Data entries
────

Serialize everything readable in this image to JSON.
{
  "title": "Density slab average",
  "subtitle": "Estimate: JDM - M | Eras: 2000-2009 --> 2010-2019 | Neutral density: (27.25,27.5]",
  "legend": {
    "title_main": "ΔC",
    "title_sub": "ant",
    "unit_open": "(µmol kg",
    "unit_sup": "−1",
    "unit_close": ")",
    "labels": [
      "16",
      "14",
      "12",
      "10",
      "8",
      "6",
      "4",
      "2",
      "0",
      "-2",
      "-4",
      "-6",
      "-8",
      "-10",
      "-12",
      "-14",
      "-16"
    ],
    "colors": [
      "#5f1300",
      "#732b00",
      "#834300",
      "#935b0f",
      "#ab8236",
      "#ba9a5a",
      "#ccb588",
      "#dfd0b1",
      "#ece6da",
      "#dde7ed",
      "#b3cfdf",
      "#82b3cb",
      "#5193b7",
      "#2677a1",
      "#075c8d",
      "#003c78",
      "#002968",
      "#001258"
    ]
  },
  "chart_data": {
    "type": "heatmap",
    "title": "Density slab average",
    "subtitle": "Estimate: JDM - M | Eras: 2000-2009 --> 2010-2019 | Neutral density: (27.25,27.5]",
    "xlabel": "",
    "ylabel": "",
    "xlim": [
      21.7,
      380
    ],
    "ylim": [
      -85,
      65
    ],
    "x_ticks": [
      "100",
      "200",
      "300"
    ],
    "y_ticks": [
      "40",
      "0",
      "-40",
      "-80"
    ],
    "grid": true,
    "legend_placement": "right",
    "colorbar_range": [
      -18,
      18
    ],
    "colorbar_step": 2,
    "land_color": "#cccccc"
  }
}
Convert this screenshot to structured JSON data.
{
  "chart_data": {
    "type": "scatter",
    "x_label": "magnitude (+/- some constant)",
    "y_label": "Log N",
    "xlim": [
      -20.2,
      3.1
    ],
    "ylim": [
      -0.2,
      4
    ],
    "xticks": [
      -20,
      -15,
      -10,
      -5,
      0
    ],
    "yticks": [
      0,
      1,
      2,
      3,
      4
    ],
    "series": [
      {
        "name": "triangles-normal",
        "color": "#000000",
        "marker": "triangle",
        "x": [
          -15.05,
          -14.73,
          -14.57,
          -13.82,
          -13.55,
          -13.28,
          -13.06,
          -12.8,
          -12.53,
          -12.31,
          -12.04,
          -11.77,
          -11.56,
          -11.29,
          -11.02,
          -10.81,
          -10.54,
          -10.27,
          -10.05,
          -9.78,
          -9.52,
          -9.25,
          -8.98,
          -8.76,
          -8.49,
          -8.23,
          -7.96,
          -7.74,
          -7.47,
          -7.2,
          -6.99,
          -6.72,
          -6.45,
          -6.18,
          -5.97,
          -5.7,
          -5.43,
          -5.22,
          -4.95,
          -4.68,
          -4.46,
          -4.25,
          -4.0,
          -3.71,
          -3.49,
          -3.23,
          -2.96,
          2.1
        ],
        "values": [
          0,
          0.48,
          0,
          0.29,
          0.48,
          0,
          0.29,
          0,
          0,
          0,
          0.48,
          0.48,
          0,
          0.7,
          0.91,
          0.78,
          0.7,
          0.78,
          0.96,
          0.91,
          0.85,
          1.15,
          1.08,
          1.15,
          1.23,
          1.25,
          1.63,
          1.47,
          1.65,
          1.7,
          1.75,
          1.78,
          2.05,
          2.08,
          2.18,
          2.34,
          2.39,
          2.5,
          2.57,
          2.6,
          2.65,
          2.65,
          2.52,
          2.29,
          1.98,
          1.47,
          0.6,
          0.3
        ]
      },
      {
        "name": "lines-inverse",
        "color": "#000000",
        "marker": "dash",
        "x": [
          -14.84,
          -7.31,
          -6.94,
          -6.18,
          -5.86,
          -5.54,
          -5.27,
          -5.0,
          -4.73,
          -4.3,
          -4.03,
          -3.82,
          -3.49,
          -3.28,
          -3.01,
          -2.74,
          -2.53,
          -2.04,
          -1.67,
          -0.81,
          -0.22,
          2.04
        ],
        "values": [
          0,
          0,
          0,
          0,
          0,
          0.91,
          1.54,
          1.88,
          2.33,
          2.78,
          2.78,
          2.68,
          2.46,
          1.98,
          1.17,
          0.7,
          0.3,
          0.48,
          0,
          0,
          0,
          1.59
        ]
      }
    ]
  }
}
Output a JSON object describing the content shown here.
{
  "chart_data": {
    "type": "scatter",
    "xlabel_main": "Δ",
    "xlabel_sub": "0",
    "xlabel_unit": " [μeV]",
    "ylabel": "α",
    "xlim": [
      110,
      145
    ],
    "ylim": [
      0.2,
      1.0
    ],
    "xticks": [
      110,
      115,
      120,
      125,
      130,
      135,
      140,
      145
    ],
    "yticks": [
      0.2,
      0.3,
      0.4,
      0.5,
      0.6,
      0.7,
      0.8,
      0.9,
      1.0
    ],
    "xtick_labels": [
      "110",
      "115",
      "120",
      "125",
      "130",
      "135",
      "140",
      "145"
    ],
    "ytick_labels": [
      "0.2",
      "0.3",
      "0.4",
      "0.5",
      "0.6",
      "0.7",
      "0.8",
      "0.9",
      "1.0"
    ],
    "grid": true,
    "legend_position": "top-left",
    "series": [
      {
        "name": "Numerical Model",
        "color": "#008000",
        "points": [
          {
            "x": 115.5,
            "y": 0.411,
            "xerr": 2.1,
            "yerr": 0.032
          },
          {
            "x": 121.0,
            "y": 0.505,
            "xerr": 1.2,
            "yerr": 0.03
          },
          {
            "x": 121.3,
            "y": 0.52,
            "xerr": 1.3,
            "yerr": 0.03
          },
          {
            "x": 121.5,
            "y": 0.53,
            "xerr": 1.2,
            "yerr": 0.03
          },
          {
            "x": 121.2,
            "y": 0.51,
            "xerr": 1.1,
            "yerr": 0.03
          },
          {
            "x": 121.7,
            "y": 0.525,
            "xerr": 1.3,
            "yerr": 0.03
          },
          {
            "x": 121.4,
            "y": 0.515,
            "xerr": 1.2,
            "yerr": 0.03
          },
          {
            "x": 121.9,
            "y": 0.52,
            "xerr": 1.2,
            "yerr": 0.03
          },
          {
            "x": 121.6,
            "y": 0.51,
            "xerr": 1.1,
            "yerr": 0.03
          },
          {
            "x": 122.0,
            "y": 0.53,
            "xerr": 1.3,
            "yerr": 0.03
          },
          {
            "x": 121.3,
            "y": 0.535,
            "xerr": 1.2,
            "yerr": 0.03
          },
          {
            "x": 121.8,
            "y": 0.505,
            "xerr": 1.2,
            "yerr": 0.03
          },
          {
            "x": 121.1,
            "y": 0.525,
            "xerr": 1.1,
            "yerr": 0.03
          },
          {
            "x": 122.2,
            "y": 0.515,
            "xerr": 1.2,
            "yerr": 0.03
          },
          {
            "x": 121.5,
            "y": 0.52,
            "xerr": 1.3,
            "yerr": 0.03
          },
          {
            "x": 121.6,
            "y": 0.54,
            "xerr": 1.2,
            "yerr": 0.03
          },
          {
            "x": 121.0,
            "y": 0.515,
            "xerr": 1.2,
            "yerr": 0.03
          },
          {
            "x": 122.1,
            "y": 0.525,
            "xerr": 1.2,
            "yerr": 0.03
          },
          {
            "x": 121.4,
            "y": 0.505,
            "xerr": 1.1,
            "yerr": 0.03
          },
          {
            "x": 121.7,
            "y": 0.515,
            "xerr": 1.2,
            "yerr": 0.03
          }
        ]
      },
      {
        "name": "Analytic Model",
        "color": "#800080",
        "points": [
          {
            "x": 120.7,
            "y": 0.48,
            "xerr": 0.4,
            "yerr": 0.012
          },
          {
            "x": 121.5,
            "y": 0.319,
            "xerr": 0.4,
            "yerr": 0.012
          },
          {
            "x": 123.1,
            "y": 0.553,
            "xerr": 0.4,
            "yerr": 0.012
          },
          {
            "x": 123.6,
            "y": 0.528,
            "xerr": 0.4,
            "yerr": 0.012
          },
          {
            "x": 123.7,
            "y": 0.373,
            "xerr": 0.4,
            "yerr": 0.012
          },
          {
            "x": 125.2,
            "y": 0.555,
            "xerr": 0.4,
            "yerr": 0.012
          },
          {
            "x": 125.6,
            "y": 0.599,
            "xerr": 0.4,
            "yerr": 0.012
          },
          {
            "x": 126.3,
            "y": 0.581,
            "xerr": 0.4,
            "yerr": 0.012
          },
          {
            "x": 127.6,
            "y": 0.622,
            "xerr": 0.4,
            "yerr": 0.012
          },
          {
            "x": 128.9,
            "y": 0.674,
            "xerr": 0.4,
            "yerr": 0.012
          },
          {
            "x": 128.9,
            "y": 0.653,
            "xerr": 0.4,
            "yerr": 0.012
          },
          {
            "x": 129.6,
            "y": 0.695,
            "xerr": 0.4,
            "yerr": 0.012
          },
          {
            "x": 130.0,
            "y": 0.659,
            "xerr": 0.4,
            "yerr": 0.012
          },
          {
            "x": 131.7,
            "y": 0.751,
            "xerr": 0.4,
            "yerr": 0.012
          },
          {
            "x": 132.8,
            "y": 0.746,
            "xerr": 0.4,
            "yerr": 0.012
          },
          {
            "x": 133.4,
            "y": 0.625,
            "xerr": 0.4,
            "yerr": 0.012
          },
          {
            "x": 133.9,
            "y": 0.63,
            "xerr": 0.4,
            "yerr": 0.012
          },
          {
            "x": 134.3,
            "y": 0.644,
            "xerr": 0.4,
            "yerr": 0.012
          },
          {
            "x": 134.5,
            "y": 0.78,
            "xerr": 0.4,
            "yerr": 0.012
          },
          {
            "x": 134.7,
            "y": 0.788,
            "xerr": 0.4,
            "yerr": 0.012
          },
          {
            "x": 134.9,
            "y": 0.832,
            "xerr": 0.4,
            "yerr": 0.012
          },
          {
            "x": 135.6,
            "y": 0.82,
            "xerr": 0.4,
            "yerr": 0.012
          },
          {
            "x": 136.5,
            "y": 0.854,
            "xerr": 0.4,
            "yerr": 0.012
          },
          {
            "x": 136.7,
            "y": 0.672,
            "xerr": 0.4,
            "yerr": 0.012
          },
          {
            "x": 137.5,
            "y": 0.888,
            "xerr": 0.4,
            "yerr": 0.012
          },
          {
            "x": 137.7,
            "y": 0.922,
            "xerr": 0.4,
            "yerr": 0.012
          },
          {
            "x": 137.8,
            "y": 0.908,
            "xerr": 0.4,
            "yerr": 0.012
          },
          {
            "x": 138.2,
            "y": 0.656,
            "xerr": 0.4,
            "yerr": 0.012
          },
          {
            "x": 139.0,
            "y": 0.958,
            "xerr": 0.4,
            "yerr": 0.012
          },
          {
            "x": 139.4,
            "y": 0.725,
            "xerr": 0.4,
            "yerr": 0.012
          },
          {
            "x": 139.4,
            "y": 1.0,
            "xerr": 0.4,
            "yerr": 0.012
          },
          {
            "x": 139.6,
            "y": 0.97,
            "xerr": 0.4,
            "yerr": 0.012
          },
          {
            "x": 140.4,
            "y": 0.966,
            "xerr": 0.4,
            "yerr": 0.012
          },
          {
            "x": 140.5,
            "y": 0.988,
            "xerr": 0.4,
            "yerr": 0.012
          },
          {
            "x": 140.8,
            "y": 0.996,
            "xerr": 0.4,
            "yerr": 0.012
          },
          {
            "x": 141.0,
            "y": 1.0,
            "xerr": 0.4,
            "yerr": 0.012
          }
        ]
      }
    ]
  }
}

────

AIM OF THE EXERCISE - Count how many lines in the data contain the word "subtitle", giving the number without comment.

ANSWER TO THIS EXERCISE - 2